▸ Job
Show each line that has the string "title" in it.

=== Record extracts ===

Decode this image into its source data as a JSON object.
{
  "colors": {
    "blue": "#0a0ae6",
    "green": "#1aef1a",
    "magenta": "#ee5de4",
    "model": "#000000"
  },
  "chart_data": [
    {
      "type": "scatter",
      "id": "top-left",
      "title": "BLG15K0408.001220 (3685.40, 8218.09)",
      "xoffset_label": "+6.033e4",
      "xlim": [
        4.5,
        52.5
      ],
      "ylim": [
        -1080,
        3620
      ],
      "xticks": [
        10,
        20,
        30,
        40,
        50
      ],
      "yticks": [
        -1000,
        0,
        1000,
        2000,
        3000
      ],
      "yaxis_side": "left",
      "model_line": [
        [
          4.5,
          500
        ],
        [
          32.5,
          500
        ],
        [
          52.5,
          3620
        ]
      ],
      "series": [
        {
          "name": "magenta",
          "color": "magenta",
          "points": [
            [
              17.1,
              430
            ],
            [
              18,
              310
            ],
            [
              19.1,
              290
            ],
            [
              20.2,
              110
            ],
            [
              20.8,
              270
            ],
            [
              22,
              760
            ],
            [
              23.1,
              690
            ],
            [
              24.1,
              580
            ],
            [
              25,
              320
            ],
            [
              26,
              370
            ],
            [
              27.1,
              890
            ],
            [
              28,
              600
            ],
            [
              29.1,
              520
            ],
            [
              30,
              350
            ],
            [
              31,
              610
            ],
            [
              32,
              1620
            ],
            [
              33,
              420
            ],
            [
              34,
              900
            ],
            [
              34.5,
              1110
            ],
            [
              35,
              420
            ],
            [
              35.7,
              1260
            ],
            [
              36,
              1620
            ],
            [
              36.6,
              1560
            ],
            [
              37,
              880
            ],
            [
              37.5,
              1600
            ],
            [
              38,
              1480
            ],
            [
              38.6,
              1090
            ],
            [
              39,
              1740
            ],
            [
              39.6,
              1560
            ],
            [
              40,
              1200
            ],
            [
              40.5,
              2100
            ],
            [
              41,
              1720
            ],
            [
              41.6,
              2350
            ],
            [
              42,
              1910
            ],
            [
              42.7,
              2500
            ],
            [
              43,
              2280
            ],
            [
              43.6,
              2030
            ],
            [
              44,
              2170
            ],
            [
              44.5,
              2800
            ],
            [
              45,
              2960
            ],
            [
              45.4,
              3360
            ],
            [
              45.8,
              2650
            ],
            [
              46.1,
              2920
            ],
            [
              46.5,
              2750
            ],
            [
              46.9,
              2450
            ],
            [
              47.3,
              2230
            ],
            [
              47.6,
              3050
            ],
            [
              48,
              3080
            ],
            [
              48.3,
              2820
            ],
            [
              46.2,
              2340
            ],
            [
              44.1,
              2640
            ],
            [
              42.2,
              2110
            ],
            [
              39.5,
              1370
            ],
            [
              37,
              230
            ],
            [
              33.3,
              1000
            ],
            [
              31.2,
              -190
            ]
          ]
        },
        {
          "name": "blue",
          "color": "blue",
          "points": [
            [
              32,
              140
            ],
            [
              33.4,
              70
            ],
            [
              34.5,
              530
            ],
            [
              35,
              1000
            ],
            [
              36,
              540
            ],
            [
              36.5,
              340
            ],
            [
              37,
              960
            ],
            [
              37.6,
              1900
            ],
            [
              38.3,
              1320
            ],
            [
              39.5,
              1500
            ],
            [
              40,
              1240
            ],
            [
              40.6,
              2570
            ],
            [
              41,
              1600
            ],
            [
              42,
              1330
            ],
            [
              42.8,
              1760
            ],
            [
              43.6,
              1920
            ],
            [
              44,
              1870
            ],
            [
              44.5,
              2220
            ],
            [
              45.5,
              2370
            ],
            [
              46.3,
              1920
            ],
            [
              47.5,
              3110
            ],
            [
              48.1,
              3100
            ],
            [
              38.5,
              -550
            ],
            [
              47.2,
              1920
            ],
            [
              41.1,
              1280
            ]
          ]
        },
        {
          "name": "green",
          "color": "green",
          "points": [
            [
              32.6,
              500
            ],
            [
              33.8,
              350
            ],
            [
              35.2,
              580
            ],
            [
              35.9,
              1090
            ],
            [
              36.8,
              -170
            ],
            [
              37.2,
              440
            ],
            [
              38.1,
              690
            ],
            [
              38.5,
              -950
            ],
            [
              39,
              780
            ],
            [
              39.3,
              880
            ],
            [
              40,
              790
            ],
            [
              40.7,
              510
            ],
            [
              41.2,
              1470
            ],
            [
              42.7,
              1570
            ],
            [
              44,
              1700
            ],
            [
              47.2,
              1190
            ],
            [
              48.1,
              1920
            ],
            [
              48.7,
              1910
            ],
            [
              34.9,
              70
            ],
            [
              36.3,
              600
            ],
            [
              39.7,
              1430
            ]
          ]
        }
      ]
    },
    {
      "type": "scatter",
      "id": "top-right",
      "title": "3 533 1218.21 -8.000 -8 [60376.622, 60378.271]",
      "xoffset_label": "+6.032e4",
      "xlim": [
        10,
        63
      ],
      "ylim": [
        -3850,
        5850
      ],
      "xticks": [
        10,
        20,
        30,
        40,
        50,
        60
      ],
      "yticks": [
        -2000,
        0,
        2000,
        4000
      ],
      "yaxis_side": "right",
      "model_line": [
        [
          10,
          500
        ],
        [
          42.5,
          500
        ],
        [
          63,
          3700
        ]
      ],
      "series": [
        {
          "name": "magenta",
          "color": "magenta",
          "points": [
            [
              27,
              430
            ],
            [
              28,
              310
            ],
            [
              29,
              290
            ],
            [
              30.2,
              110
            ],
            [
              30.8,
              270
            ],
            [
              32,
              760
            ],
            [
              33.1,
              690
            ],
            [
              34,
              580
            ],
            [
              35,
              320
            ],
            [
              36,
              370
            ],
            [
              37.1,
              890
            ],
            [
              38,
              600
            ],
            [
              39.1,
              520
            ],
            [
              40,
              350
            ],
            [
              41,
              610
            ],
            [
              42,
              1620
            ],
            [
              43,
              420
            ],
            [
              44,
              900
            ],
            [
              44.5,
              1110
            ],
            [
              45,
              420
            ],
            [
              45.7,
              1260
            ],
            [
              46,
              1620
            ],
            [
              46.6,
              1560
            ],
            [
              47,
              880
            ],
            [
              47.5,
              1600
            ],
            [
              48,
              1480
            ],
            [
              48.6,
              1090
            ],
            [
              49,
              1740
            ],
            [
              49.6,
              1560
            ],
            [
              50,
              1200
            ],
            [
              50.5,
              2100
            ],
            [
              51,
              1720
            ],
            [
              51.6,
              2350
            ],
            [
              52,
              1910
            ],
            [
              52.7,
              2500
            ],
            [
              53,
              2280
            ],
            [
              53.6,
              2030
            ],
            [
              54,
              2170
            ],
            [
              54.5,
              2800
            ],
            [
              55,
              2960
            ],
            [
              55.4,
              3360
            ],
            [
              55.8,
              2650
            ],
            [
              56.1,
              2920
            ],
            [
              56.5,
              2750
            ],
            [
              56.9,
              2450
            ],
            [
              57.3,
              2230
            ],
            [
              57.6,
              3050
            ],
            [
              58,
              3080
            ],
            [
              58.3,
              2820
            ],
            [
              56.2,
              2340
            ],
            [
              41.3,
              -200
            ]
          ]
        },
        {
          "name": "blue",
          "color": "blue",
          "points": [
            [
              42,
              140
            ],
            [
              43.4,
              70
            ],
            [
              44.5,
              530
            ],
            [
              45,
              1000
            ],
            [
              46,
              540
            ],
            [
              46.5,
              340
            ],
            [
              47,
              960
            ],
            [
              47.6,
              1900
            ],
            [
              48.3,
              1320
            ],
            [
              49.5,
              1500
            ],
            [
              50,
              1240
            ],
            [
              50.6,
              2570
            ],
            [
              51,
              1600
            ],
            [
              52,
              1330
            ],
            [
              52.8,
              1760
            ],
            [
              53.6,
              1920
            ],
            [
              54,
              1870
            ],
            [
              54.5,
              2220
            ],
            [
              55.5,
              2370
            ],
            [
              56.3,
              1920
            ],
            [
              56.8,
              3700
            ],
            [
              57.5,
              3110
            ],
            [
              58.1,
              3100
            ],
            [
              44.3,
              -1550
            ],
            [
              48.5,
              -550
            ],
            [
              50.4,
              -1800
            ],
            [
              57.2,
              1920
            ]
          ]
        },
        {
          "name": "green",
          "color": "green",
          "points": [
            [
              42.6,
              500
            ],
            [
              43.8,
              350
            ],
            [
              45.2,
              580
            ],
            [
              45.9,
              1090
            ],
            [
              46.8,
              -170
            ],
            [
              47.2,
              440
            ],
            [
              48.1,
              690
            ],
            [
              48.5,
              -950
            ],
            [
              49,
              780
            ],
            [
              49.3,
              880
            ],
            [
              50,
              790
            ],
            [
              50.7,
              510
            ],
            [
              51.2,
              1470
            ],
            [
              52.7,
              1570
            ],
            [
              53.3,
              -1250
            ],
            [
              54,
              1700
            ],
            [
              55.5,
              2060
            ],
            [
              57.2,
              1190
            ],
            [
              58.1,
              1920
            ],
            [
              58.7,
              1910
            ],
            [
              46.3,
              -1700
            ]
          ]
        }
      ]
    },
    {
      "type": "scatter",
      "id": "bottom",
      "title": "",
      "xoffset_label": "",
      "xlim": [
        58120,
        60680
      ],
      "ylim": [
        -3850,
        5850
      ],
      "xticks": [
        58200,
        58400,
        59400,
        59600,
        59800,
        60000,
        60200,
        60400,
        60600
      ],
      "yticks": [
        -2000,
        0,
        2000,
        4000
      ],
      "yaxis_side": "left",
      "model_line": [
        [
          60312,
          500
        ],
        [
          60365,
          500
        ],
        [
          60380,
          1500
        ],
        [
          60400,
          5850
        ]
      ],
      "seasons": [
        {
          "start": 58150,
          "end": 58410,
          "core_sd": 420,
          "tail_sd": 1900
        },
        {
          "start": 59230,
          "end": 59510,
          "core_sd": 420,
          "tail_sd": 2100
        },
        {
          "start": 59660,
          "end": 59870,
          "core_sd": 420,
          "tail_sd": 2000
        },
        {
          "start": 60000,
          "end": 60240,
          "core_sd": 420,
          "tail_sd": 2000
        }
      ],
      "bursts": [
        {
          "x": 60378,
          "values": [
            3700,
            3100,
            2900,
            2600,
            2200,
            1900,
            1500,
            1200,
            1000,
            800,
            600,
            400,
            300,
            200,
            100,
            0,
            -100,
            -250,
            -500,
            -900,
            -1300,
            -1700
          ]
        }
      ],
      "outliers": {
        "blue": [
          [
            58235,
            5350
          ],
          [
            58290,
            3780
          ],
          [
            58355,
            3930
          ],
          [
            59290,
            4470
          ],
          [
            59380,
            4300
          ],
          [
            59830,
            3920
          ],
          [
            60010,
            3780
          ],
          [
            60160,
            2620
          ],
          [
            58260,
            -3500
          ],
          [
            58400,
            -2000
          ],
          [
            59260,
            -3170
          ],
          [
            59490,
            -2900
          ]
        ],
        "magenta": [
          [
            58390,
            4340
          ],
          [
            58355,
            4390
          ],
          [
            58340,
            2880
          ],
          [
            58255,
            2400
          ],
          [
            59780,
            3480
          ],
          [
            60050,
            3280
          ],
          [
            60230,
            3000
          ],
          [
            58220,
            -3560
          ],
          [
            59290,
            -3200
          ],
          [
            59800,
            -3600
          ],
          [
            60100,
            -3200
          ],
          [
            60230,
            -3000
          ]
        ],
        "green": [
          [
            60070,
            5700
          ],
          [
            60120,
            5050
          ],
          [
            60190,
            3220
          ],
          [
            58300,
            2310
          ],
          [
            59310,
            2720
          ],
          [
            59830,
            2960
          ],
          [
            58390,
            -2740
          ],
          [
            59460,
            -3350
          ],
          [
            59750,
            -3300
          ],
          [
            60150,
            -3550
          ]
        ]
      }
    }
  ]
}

===

▸ The reply
      "title": "BLG15K0408.001220 (3685.40, 8218.09)",
      "title": "3 533 1218.21 -8.000 -8 [60376.622, 60378.271]",
      "title": "",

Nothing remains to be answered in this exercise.